-- Task directions --
Could you rewrite the part that opens at the start of the records and closes with the line containing "The ledges 26 is at (149, 147).", changing "microscope slide" to "specimen slide" and leaving everything else as it is? Omit the pictures from your answer.
─── Exercise input ───
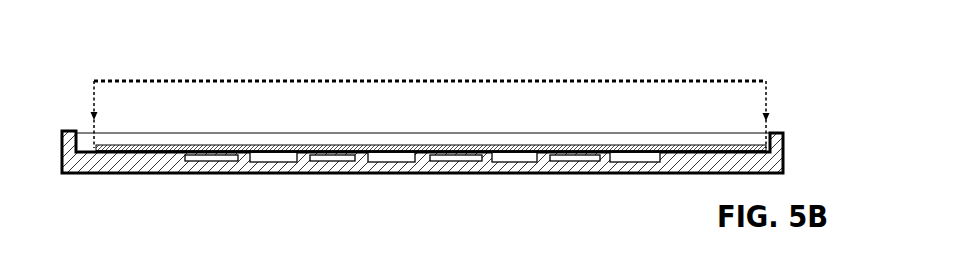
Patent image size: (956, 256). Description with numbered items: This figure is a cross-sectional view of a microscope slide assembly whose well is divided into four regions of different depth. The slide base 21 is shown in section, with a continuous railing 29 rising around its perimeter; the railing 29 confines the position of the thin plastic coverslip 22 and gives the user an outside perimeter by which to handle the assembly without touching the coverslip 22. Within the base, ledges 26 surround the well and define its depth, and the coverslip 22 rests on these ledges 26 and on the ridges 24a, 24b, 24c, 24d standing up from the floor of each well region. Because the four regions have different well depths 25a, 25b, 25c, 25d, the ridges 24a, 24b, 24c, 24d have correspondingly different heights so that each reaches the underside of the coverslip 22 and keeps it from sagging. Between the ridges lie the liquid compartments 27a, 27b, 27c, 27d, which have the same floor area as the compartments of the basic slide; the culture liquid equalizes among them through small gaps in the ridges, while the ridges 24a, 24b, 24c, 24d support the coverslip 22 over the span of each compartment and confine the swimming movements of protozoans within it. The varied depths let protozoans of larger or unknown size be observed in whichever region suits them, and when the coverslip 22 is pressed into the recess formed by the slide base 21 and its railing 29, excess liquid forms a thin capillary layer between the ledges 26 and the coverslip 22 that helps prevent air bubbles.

The slide base 21 is at (131, 174).
The coverslip 22 is at (252, 80).
The ridges 24a is at (245, 162).
The ridges 24b is at (363, 162).
The ridges 24c is at (485, 162).
The ridges 24d is at (605, 162).
The well depth 25a is at (187, 158).
The well depth 25b is at (317, 158).
The well depth 25c is at (431, 158).
The well depth 25d is at (552, 158).
The ledges 26 is at (149, 147).
The liquid compartments 27a is at (277, 157).
The liquid compartments 27b is at (385, 157).
The liquid compartments 27c is at (508, 157).
The liquid compartments 27d is at (636, 158).
The railing 29 is at (591, 133).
───
-- Response to this task --
Patent image size: (956, 256). Description with numbered items: This figure is a cross-sectional view of a specimen slide assembly whose well is divided into four regions of different depth. The slide base 21 is shown in section, with a continuous railing 29 rising around its perimeter; the railing 29 confines the position of the thin plastic coverslip 22 and gives the user an outside perimeter by which to handle the assembly without touching the coverslip 22. Within the base, ledges 26 surround the well and define its depth, and the coverslip 22 rests on these ledges 26 and on the ridges 24a, 24b, 24c, 24d standing up from the floor of each well region. Because the four regions have different well depths 25a, 25b, 25c, 25d, the ridges 24a, 24b, 24c, 24d have correspondingly different heights so that each reaches the underside of the coverslip 22 and keeps it from sagging. Between the ridges lie the liquid compartments 27a, 27b, 27c, 27d, which have the same floor area as the compartments of the basic slide; the culture liquid equalizes among them through small gaps in the ridges, while the ridges 24a, 24b, 24c, 24d support the coverslip 22 over the span of each compartment and confine the swimming movements of protozoans within it. The varied depths let protozoans of larger or unknown size be observed in whichever region suits them, and when the coverslip 22 is pressed into the recess formed by the slide base 21 and its railing 29, excess liquid forms a thin capillary layer between the ledges 26 and the coverslip 22 that helps prevent air bubbles.

The slide base 21 is at (131, 174).
The coverslip 22 is at (252, 80).
The ridges 24a is at (245, 162).
The ridges 24b is at (363, 162).
The ridges 24c is at (485, 162).
The ridges 24d is at (605, 162).
The well depth 25a is at (187, 158).
The well depth 25b is at (317, 158).
The well depth 25c is at (431, 158).
The well depth 25d is at (552, 158).
The ledges 26 is at (149, 147).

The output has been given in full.